LISTING:
·····
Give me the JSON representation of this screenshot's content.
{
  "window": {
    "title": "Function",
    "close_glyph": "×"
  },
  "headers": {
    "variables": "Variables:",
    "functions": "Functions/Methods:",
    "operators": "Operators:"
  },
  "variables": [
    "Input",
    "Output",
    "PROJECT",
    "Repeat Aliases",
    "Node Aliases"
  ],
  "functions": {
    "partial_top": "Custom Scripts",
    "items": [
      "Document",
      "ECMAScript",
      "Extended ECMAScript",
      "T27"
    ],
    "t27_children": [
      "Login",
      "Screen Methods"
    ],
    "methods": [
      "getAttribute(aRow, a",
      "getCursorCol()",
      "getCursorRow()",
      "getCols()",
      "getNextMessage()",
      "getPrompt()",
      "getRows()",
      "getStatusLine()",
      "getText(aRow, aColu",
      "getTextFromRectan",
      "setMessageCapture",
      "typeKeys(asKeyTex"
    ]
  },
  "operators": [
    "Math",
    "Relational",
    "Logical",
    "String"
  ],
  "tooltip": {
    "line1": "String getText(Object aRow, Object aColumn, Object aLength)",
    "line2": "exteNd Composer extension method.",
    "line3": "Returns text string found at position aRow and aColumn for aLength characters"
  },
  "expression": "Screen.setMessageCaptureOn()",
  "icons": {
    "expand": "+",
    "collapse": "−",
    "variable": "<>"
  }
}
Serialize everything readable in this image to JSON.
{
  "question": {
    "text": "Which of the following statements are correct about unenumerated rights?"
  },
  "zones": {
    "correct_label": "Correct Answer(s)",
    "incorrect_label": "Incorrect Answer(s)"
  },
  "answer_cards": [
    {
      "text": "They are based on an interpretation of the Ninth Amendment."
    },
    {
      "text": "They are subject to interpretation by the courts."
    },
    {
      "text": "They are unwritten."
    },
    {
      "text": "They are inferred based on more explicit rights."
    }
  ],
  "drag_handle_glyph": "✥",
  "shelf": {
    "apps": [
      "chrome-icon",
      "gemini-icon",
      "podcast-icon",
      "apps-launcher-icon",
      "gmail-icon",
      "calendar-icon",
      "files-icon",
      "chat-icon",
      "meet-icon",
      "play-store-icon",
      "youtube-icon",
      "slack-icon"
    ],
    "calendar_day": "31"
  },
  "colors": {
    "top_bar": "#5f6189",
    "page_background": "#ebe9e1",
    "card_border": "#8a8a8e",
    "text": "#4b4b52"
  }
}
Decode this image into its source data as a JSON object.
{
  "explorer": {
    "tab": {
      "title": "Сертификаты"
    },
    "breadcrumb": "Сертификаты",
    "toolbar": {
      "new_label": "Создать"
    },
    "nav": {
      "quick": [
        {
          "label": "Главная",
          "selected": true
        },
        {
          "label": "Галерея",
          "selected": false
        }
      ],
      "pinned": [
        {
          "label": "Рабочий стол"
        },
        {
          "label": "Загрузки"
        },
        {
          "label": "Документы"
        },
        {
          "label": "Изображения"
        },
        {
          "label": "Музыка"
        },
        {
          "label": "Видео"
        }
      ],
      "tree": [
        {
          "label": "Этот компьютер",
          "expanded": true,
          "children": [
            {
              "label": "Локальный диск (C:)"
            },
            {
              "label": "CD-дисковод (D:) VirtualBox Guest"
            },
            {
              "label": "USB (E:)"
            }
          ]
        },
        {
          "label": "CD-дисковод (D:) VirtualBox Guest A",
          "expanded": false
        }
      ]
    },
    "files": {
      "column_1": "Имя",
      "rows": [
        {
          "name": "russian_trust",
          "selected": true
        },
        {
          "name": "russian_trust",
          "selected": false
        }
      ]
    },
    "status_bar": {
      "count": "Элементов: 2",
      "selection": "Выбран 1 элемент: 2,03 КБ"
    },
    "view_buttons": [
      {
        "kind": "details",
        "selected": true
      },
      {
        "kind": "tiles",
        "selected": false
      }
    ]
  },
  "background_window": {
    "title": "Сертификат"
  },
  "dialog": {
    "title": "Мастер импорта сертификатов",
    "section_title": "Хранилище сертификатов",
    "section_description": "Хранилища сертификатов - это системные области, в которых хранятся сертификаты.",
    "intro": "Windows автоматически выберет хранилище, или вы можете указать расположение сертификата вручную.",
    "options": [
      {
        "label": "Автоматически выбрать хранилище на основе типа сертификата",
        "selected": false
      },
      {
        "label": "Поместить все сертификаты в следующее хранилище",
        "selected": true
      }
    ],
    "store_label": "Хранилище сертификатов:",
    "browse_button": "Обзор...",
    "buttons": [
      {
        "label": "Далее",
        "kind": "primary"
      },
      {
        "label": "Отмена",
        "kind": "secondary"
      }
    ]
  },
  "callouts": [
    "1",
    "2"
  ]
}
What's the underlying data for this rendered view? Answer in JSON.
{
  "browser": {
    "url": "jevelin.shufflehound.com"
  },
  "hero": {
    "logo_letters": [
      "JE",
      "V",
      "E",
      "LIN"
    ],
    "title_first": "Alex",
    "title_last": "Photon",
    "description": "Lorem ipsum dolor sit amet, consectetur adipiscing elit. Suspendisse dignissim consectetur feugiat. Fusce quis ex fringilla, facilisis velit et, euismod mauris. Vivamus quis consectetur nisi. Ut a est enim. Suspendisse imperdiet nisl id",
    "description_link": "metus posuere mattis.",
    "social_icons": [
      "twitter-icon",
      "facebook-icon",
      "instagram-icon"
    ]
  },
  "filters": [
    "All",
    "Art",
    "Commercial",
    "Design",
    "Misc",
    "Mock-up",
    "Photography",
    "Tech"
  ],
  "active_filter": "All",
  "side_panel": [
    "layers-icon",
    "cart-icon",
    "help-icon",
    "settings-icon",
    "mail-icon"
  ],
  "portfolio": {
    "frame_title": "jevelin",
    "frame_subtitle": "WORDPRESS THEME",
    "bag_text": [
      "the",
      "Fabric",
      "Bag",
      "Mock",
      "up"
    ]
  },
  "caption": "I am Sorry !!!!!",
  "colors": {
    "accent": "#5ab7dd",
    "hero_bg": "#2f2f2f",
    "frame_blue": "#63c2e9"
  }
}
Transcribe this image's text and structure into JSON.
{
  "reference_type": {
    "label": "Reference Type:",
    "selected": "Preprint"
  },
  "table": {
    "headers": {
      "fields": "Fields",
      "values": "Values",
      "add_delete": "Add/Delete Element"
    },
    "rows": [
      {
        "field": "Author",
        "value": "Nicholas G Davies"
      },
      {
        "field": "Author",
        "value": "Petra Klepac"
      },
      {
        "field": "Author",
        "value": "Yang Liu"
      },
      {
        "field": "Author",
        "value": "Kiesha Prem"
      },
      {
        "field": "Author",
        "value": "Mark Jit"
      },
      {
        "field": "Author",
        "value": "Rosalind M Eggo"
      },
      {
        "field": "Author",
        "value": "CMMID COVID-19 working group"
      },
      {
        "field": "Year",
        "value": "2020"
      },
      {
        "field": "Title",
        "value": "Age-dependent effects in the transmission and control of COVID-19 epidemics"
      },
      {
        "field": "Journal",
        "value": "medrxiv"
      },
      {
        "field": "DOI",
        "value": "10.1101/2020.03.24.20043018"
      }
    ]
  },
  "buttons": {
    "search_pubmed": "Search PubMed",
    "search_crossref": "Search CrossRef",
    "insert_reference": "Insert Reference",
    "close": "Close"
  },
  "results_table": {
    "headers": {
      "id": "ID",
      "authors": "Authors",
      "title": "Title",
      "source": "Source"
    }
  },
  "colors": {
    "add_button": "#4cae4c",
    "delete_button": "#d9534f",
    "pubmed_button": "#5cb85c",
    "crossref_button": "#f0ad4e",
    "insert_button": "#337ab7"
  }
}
·····
TASK GOAL:
Find every line that holds "rights" and copy it.

RESULT OF THIS EXERCISE:
    "text": "Which of the following statements are correct about unenumerated rights?"
      "text": "They are inferred based on more explicit rights."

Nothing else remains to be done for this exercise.